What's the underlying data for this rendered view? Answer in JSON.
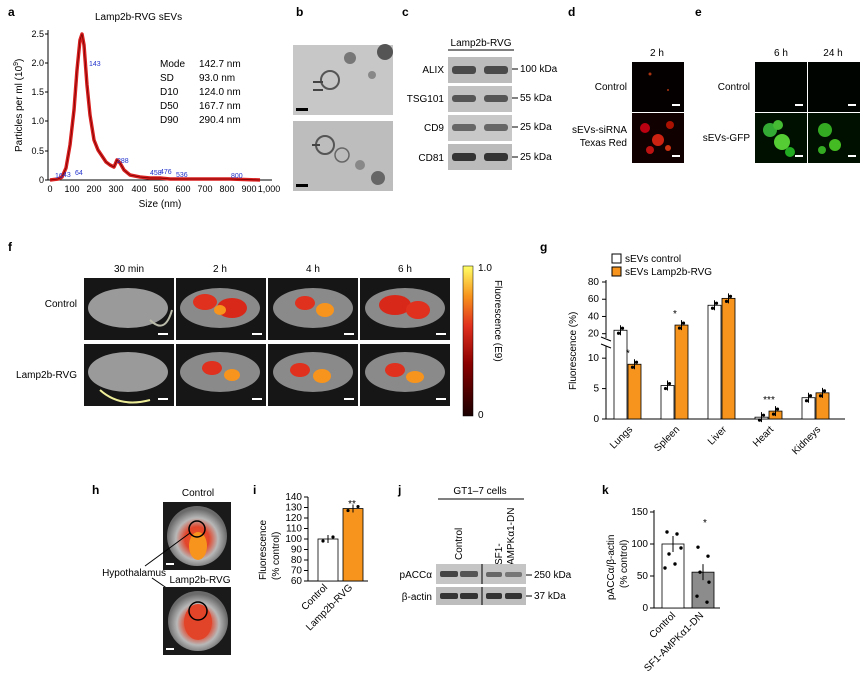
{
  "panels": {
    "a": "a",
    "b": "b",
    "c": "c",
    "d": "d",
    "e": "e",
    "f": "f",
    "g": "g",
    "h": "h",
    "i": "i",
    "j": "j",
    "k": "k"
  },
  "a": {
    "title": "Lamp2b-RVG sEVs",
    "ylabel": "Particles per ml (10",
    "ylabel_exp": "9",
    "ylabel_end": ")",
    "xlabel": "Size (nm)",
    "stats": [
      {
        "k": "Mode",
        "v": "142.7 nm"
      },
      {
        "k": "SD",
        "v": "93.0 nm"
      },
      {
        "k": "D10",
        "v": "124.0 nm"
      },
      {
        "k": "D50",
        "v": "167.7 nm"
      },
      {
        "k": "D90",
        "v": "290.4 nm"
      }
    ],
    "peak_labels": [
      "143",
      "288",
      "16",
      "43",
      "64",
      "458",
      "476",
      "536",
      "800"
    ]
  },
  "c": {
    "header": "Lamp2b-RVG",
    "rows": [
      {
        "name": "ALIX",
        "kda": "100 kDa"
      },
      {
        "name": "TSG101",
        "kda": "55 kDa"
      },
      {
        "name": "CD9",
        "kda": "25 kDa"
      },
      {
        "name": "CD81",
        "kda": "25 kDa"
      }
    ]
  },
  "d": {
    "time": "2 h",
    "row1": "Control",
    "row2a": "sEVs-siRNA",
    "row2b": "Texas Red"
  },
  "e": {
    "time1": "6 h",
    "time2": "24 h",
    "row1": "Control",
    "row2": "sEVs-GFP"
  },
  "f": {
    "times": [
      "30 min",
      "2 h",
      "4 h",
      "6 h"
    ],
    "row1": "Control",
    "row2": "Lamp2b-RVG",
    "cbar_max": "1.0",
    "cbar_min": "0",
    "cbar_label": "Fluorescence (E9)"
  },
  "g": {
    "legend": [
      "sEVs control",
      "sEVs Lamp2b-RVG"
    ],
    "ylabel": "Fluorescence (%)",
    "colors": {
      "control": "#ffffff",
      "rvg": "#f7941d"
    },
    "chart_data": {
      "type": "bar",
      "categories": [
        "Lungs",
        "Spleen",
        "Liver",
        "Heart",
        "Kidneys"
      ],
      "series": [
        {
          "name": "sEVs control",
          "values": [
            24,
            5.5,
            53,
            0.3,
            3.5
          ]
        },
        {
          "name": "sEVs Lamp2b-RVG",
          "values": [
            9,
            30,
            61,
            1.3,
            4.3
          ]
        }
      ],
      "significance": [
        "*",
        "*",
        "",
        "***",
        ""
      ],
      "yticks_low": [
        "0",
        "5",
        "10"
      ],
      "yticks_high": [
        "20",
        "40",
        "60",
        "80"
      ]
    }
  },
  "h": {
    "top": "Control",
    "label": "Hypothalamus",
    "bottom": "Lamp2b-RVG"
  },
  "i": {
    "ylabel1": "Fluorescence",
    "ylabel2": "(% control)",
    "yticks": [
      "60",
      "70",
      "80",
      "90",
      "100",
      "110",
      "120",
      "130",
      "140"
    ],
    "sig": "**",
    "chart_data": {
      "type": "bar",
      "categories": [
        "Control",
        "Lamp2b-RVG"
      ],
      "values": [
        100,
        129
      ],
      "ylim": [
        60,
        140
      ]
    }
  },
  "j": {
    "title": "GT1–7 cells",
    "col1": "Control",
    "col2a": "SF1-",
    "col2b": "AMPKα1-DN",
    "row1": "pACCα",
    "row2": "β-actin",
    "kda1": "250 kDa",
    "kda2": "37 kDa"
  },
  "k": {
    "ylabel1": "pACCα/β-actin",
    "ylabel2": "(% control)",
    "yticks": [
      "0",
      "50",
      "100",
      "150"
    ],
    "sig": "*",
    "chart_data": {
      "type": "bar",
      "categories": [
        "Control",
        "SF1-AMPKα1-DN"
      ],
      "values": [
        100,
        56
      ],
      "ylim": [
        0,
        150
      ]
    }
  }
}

───

## PROMPT
From the material above, copy everything exactly but the pictures.

## RESULT
What's the underlying data for this rendered view? Answer in JSON.
{
  "panels": {
    "a": "a",
    "b": "b",
    "c": "c",
    "d": "d",
    "e": "e",
    "f": "f",
    "g": "g",
    "h": "h",
    "i": "i",
    "j": "j",
    "k": "k"
  },
  "a": {
    "title": "Lamp2b-RVG sEVs",
    "ylabel": "Particles per ml (10",
    "ylabel_exp": "9",
    "ylabel_end": ")",
    "xlabel": "Size (nm)",
    "stats": [
      {
        "k": "Mode",
        "v": "142.7 nm"
      },
      {
        "k": "SD",
        "v": "93.0 nm"
      },
      {
        "k": "D10",
        "v": "124.0 nm"
      },
      {
        "k": "D50",
        "v": "167.7 nm"
      },
      {
        "k": "D90",
        "v": "290.4 nm"
      }
    ],
    "peak_labels": [
      "143",
      "288",
      "16",
      "43",
      "64",
      "458",
      "476",
      "536",
      "800"
    ]
  },
  "c": {
    "header": "Lamp2b-RVG",
    "rows": [
      {
        "name": "ALIX",
        "kda": "100 kDa"
      },
      {
        "name": "TSG101",
        "kda": "55 kDa"
      },
      {
        "name": "CD9",
        "kda": "25 kDa"
      },
      {
        "name": "CD81",
        "kda": "25 kDa"
      }
    ]
  },
  "d": {
    "time": "2 h",
    "row1": "Control",
    "row2a": "sEVs-siRNA",
    "row2b": "Texas Red"
  },
  "e": {
    "time1": "6 h",
    "time2": "24 h",
    "row1": "Control",
    "row2": "sEVs-GFP"
  },
  "f": {
    "times": [
      "30 min",
      "2 h",
      "4 h",
      "6 h"
    ],
    "row1": "Control",
    "row2": "Lamp2b-RVG",
    "cbar_max": "1.0",
    "cbar_min": "0",
    "cbar_label": "Fluorescence (E9)"
  },
  "g": {
    "legend": [
      "sEVs control",
      "sEVs Lamp2b-RVG"
    ],
    "ylabel": "Fluorescence (%)",
    "colors": {
      "control": "#ffffff",
      "rvg": "#f7941d"
    },
    "chart_data": {
      "type": "bar",
      "categories": [
        "Lungs",
        "Spleen",
        "Liver",
        "Heart",
        "Kidneys"
      ],
      "series": [
        {
          "name": "sEVs control",
          "values": [
            24,
            5.5,
            53,
            0.3,
            3.5
          ]
        },
        {
          "name": "sEVs Lamp2b-RVG",
          "values": [
            9,
            30,
            61,
            1.3,
            4.3
          ]
        }
      ],
      "significance": [
        "*",
        "*",
        "",
        "***",
        ""
      ],
      "yticks_low": [
        "0",
        "5",
        "10"
      ],
      "yticks_high": [
        "20",
        "40",
        "60",
        "80"
      ]
    }
  },
  "h": {
    "top": "Control",
    "label": "Hypothalamus",
    "bottom": "Lamp2b-RVG"
  },
  "i": {
    "ylabel1": "Fluorescence",
    "ylabel2": "(% control)",
    "yticks": [
      "60",
      "70",
      "80",
      "90",
      "100",
      "110",
      "120",
      "130",
      "140"
    ],
    "sig": "**",
    "chart_data": {
      "type": "bar",
      "categories": [
        "Control",
        "Lamp2b-RVG"
      ],
      "values": [
        100,
        129
      ],
      "ylim": [
        60,
        140
      ]
    }
  },
  "j": {
    "title": "GT1–7 cells",
    "col1": "Control",
    "col2a": "SF1-",
    "col2b": "AMPKα1-DN",
    "row1": "pACCα",
    "row2": "β-actin",
    "kda1": "250 kDa",
    "kda2": "37 kDa"
  },
  "k": {
    "ylabel1": "pACCα/β-actin",
    "ylabel2": "(% control)",
    "yticks": [
      "0",
      "50",
      "100",
      "150"
    ],
    "sig": "*",
    "chart_data": {
      "type": "bar",
      "categories": [
        "Control",
        "SF1-AMPKα1-DN"
      ],
      "values": [
        100,
        56
      ],
      "ylim": [
        0,
        150
      ]
    }
  }
}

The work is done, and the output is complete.